■ **Given problem**
Transcribe every line, keeping it exact.

■ **Provided data**
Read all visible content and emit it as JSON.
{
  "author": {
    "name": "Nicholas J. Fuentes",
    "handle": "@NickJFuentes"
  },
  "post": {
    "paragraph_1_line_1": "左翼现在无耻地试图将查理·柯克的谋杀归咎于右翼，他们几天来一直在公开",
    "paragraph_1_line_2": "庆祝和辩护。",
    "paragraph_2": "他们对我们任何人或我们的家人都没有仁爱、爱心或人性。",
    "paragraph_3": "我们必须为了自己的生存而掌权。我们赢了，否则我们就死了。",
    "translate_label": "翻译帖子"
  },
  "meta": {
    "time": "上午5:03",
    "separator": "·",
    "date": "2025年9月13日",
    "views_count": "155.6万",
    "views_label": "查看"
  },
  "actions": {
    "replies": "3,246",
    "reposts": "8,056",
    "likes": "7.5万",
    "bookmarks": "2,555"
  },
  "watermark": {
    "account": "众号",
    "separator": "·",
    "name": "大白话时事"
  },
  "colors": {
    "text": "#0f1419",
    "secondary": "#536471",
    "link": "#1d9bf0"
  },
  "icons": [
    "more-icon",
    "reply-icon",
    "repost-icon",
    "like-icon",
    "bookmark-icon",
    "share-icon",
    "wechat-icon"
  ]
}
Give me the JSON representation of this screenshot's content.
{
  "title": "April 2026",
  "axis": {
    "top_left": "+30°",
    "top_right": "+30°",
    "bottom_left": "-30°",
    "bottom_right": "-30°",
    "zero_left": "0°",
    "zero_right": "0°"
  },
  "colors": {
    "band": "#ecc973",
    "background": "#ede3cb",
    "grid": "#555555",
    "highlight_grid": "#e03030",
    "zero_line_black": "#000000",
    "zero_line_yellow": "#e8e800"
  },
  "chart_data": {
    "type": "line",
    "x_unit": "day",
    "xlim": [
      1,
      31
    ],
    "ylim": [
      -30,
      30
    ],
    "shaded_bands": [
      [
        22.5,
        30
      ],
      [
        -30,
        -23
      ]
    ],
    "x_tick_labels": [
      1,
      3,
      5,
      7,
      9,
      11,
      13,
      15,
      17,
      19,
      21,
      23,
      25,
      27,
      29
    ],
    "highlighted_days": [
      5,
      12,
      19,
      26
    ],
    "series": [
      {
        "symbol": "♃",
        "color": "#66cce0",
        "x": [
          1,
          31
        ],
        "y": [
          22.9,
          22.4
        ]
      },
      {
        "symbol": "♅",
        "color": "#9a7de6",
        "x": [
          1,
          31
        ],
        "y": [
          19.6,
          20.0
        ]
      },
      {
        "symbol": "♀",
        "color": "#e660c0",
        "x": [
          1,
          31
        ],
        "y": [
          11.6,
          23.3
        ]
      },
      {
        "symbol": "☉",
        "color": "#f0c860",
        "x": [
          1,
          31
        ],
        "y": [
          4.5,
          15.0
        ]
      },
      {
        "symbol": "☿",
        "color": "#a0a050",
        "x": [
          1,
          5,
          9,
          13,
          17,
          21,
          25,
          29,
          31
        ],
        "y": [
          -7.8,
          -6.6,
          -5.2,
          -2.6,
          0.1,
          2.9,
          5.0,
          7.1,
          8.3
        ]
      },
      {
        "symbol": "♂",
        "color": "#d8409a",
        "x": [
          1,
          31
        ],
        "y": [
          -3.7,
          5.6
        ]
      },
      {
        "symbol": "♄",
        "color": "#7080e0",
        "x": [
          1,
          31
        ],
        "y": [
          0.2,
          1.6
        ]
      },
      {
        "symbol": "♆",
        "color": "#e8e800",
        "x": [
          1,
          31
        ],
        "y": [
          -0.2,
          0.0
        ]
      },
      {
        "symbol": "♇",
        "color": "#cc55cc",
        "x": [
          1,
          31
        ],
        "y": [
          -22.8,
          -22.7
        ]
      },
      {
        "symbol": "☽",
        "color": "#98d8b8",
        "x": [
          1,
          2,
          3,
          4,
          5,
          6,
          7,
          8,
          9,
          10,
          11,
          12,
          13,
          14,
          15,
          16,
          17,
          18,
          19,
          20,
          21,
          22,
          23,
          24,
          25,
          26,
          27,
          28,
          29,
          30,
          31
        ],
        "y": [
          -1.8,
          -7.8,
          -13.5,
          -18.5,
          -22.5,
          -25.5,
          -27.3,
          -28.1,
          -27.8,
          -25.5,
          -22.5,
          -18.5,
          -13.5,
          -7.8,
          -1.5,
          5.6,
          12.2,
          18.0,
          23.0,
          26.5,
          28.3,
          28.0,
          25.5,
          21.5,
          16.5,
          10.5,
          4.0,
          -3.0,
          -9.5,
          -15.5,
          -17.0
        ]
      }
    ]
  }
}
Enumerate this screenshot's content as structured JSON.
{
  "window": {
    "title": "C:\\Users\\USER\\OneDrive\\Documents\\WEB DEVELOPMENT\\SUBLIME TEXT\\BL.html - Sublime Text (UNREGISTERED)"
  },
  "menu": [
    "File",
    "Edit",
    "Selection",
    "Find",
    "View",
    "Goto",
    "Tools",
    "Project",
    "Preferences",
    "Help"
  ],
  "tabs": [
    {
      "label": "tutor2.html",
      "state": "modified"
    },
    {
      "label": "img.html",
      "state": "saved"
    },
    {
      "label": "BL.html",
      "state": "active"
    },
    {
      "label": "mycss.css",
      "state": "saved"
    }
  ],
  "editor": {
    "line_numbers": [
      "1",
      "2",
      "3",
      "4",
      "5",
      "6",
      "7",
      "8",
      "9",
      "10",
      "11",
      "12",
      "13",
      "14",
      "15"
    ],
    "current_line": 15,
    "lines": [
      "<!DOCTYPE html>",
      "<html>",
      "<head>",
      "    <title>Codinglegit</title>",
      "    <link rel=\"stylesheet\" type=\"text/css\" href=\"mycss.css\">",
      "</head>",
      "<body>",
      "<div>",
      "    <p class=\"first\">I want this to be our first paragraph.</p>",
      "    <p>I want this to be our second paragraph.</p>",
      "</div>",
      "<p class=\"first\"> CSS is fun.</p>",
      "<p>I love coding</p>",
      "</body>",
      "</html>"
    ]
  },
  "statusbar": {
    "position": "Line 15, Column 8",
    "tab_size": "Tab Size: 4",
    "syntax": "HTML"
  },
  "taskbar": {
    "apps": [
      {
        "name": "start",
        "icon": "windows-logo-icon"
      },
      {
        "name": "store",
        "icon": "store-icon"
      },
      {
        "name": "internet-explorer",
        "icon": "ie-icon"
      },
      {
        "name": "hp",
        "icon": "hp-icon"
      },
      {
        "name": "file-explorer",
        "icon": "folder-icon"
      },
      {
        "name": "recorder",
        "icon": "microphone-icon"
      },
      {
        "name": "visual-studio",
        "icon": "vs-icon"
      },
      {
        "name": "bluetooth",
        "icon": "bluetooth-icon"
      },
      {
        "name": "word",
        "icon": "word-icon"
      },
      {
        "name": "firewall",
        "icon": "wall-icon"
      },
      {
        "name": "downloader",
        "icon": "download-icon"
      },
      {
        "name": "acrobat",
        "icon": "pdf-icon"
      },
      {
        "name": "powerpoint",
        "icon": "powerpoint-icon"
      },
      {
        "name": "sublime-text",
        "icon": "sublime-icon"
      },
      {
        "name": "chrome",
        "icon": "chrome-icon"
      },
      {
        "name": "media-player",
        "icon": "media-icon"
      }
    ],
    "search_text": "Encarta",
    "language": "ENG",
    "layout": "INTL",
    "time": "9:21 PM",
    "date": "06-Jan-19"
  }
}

■ **Result for this task**
Read all visible content and emit it as JSON.
{
  "author": {
    "name": "Nicholas J. Fuentes",
    "handle": "@NickJFuentes"
  },
  "post": {
    "paragraph_1_line_1": "左翼现在无耻地试图将查理·柯克的谋杀归咎于右翼，他们几天来一直在公开",
    "paragraph_1_line_2": "庆祝和辩护。",
    "paragraph_2": "他们对我们任何人或我们的家人都没有仁爱、爱心或人性。",
    "paragraph_3": "我们必须为了自己的生存而掌权。我们赢了，否则我们就死了。",
    "translate_label": "翻译帖子"
  },
  "meta": {
    "time": "上午5:03",
    "separator": "·",
    "date": "2025年9月13日",
    "views_count": "155.6万",
    "views_label": "查看"
  },
  "actions": {
    "replies": "3,246",
    "reposts": "8,056",
    "likes": "7.5万",
    "bookmarks": "2,555"
  },
  "watermark": {
    "account": "众号",
    "separator": "·",
    "name": "大白话时事"
  },
  "colors": {
    "text": "#0f1419",
    "secondary": "#536471",
    "link": "#1d9bf0"
  },
  "icons": [
    "more-icon",
    "reply-icon",
    "repost-icon",
    "like-icon",
    "bookmark-icon",
    "share-icon",
    "wechat-icon"
  ]
}
Give me the JSON representation of this screenshot's content.
{
  "title": "April 2026",
  "axis": {
    "top_left": "+30°",
    "top_right": "+30°",
    "bottom_left": "-30°",
    "bottom_right": "-30°",
    "zero_left": "0°",
    "zero_right": "0°"
  },
  "colors": {
    "band": "#ecc973",
    "background": "#ede3cb",
    "grid": "#555555",
    "highlight_grid": "#e03030",
    "zero_line_black": "#000000",
    "zero_line_yellow": "#e8e800"
  },
  "chart_data": {
    "type": "line",
    "x_unit": "day",
    "xlim": [
      1,
      31
    ],
    "ylim": [
      -30,
      30
    ],
    "shaded_bands": [
      [
        22.5,
        30
      ],
      [
        -30,
        -23
      ]
    ],
    "x_tick_labels": [
      1,
      3,
      5,
      7,
      9,
      11,
      13,
      15,
      17,
      19,
      21,
      23,
      25,
      27,
      29
    ],
    "highlighted_days": [
      5,
      12,
      19,
      26
    ],
    "series": [
      {
        "symbol": "♃",
        "color": "#66cce0",
        "x": [
          1,
          31
        ],
        "y": [
          22.9,
          22.4
        ]
      },
      {
        "symbol": "♅",
        "color": "#9a7de6",
        "x": [
          1,
          31
        ],
        "y": [
          19.6,
          20.0
        ]
      },
      {
        "symbol": "♀",
        "color": "#e660c0",
        "x": [
          1,
          31
        ],
        "y": [
          11.6,
          23.3
        ]
      },
      {
        "symbol": "☉",
        "color": "#f0c860",
        "x": [
          1,
          31
        ],
        "y": [
          4.5,
          15.0
        ]
      },
      {
        "symbol": "☿",
        "color": "#a0a050",
        "x": [
          1,
          5,
          9,
          13,
          17,
          21,
          25,
          29,
          31
        ],
        "y": [
          -7.8,
          -6.6,
          -5.2,
          -2.6,
          0.1,
          2.9,
          5.0,
          7.1,
          8.3
        ]
      },
      {
        "symbol": "♂",
        "color": "#d8409a",
        "x": [
          1,
          31
        ],
        "y": [
          -3.7,
          5.6
        ]
      },
      {
        "symbol": "♄",
        "color": "#7080e0",
        "x": [
          1,
          31
        ],
        "y": [
          0.2,
          1.6
        ]
      },
      {
        "symbol": "♆",
        "color": "#e8e800",
        "x": [
          1,
          31
        ],
        "y": [
          -0.2,
          0.0
        ]
      },
      {
        "symbol": "♇",
        "color": "#cc55cc",
        "x": [
          1,
          31
        ],
        "y": [
          -22.8,
          -22.7
        ]
      },
      {
        "symbol": "☽",
        "color": "#98d8b8",
        "x": [
          1,
          2,
          3,
          4,
          5,
          6,
          7,
          8,
          9,
          10,
          11,
          12,
          13,
          14,
          15,
          16,
          17,
          18,
          19,
          20,
          21,
          22,
          23,
          24,
          25,
          26,
          27,
          28,
          29,
          30,
          31
        ],
        "y": [
          -1.8,
          -7.8,
          -13.5,
          -18.5,
          -22.5,
          -25.5,
          -27.3,
          -28.1,
          -27.8,
          -25.5,
          -22.5,
          -18.5,
          -13.5,
          -7.8,
          -1.5,
          5.6,
          12.2,
          18.0,
          23.0,
          26.5,
          28.3,
          28.0,
          25.5,
          21.5,
          16.5,
          10.5,
          4.0,
          -3.0,
          -9.5,
          -15.5,
          -17.0
        ]
      }
    ]
  }
}
Enumerate this screenshot's content as structured JSON.
{
  "window": {
    "title": "C:\\Users\\USER\\OneDrive\\Documents\\WEB DEVELOPMENT\\SUBLIME TEXT\\BL.html - Sublime Text (UNREGISTERED)"
  },
  "menu": [
    "File",
    "Edit",
    "Selection",
    "Find",
    "View",
    "Goto",
    "Tools",
    "Project",
    "Preferences",
    "Help"
  ],
  "tabs": [
    {
      "label": "tutor2.html",
      "state": "modified"
    },
    {
      "label": "img.html",
      "state": "saved"
    },
    {
      "label": "BL.html",
      "state": "active"
    },
    {
      "label": "mycss.css",
      "state": "saved"
    }
  ],
  "editor": {
    "line_numbers": [
      "1",
      "2",
      "3",
      "4",
      "5",
      "6",
      "7",
      "8",
      "9",
      "10",
      "11",
      "12",
      "13",
      "14",
      "15"
    ],
    "current_line": 15,
    "lines": [
      "<!DOCTYPE html>",
      "<html>",
      "<head>",
      "    <title>Codinglegit</title>",
      "    <link rel=\"stylesheet\" type=\"text/css\" href=\"mycss.css\">",
      "</head>",
      "<body>",
      "<div>",
      "    <p class=\"first\">I want this to be our first paragraph.</p>",
      "    <p>I want this to be our second paragraph.</p>",
      "</div>",
      "<p class=\"first\"> CSS is fun.</p>",
      "<p>I love coding</p>",
      "</body>",
      "</html>"
    ]
  },
  "statusbar": {
    "position": "Line 15, Column 8",
    "tab_size": "Tab Size: 4",
    "syntax": "HTML"
  },
  "taskbar": {
    "apps": [
      {
        "name": "start",
        "icon": "windows-logo-icon"
      },
      {
        "name": "store",
        "icon": "store-icon"
      },
      {
        "name": "internet-explorer",
        "icon": "ie-icon"
      },
      {
        "name": "hp",
        "icon": "hp-icon"
      },
      {
        "name": "file-explorer",
        "icon": "folder-icon"
      },
      {
        "name": "recorder",
        "icon": "microphone-icon"
      },
      {
        "name": "visual-studio",
        "icon": "vs-icon"
      },
      {
        "name": "bluetooth",
        "icon": "bluetooth-icon"
      },
      {
        "name": "word",
        "icon": "word-icon"
      },
      {
        "name": "firewall",
        "icon": "wall-icon"
      },
      {
        "name": "downloader",
        "icon": "download-icon"
      },
      {
        "name": "acrobat",
        "icon": "pdf-icon"
      },
      {
        "name": "powerpoint",
        "icon": "powerpoint-icon"
      },
      {
        "name": "sublime-text",
        "icon": "sublime-icon"
      },
      {
        "name": "chrome",
        "icon": "chrome-icon"
      },
      {
        "name": "media-player",
        "icon": "media-icon"
      }
    ],
    "search_text": "Encarta",
    "language": "ENG",
    "layout": "INTL",
    "time": "9:21 PM",
    "date": "06-Jan-19"
  }
}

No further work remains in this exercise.